**Task to complete**: Images appear in the records below; leave them out and repeat everything else exactly.

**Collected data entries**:
- - - -

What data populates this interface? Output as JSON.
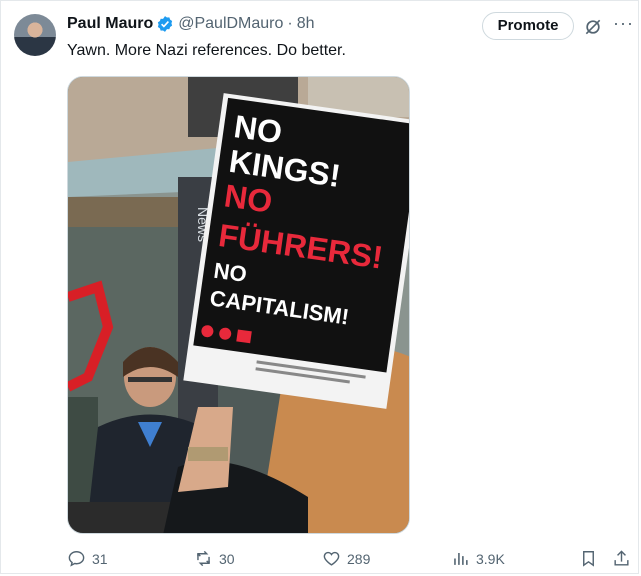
{
  "tweet": {
    "author_name": "Paul Mauro",
    "handle": "@PaulDMauro",
    "separator": "·",
    "time": "8h",
    "text": "Yawn. More Nazi references. Do better.",
    "promote_label": "Promote"
  },
  "sign": {
    "line1": "NO",
    "line2": "KINGS!",
    "line3": "NO",
    "line4": "FÜHRERS!",
    "line5": "NO",
    "line6": "CAPITALISM!"
  },
  "actions": {
    "replies": "31",
    "reposts": "30",
    "likes": "289",
    "views": "3.9K"
  },
  "colors": {
    "verified": "#1d9bf0",
    "muted": "#536471",
    "sign_red": "#e8293b",
    "sign_black": "#111111"
  },
  "icons": [
    "verified-badge-icon",
    "grok-icon",
    "more-icon",
    "reply-icon",
    "repost-icon",
    "like-icon",
    "views-icon",
    "bookmark-icon",
    "share-icon"
  ]
}
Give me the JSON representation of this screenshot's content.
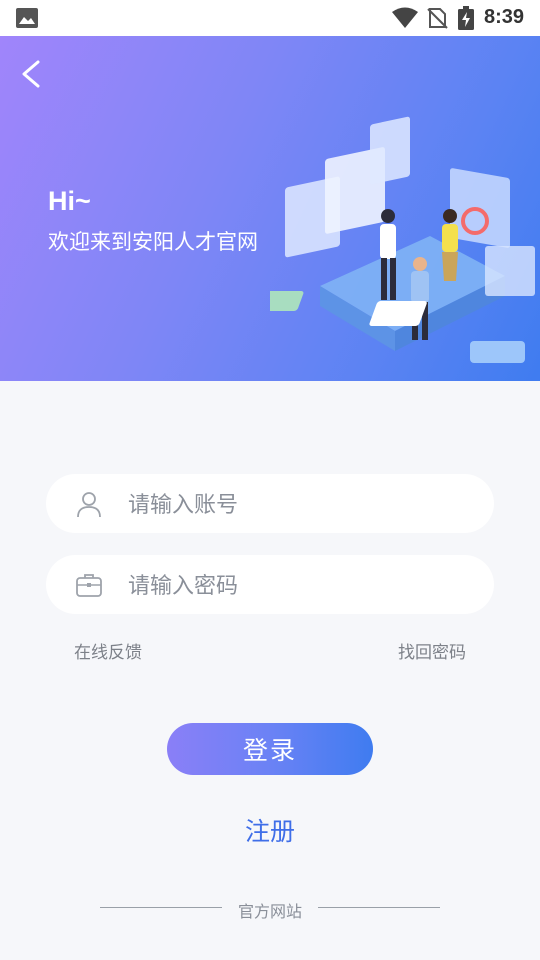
{
  "status_bar": {
    "time": "8:39",
    "icons": [
      "gallery-icon",
      "wifi-icon",
      "no-sim-icon",
      "battery-charging-icon"
    ]
  },
  "header": {
    "back_icon": "chevron-left-icon",
    "greeting": "Hi~",
    "welcome": "欢迎来到安阳人才官网",
    "gradient_colors": [
      "#a085fb",
      "#3f7cf0"
    ]
  },
  "form": {
    "account": {
      "placeholder": "请输入账号",
      "value": "",
      "icon": "user-icon"
    },
    "password": {
      "placeholder": "请输入密码",
      "value": "",
      "icon": "briefcase-icon"
    },
    "feedback_link": "在线反馈",
    "forgot_link": "找回密码"
  },
  "actions": {
    "login_label": "登录",
    "register_label": "注册",
    "accent_color": "#3f6ee8"
  },
  "footer": {
    "label": "官方网站"
  }
}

- - - -

**Correct output**:
What data populates this interface? Output as JSON.
{
  "tweet": {
    "author_name": "Paul Mauro",
    "handle": "@PaulDMauro",
    "separator": "·",
    "time": "8h",
    "text": "Yawn. More Nazi references. Do better.",
    "promote_label": "Promote"
  },
  "sign": {
    "line1": "NO",
    "line2": "KINGS!",
    "line3": "NO",
    "line4": "FÜHRERS!",
    "line5": "NO",
    "line6": "CAPITALISM!"
  },
  "actions": {
    "replies": "31",
    "reposts": "30",
    "likes": "289",
    "views": "3.9K"
  },
  "colors": {
    "verified": "#1d9bf0",
    "muted": "#536471",
    "sign_red": "#e8293b",
    "sign_black": "#111111"
  },
  "icons": [
    "verified-badge-icon",
    "grok-icon",
    "more-icon",
    "reply-icon",
    "repost-icon",
    "like-icon",
    "views-icon",
    "bookmark-icon",
    "share-icon"
  ]
}
Give me the JSON representation of this screenshot's content.
{
  "status_bar": {
    "time": "8:39",
    "icons": [
      "gallery-icon",
      "wifi-icon",
      "no-sim-icon",
      "battery-charging-icon"
    ]
  },
  "header": {
    "back_icon": "chevron-left-icon",
    "greeting": "Hi~",
    "welcome": "欢迎来到安阳人才官网",
    "gradient_colors": [
      "#a085fb",
      "#3f7cf0"
    ]
  },
  "form": {
    "account": {
      "placeholder": "请输入账号",
      "value": "",
      "icon": "user-icon"
    },
    "password": {
      "placeholder": "请输入密码",
      "value": "",
      "icon": "briefcase-icon"
    },
    "feedback_link": "在线反馈",
    "forgot_link": "找回密码"
  },
  "actions": {
    "login_label": "登录",
    "register_label": "注册",
    "accent_color": "#3f6ee8"
  },
  "footer": {
    "label": "官方网站"
  }
}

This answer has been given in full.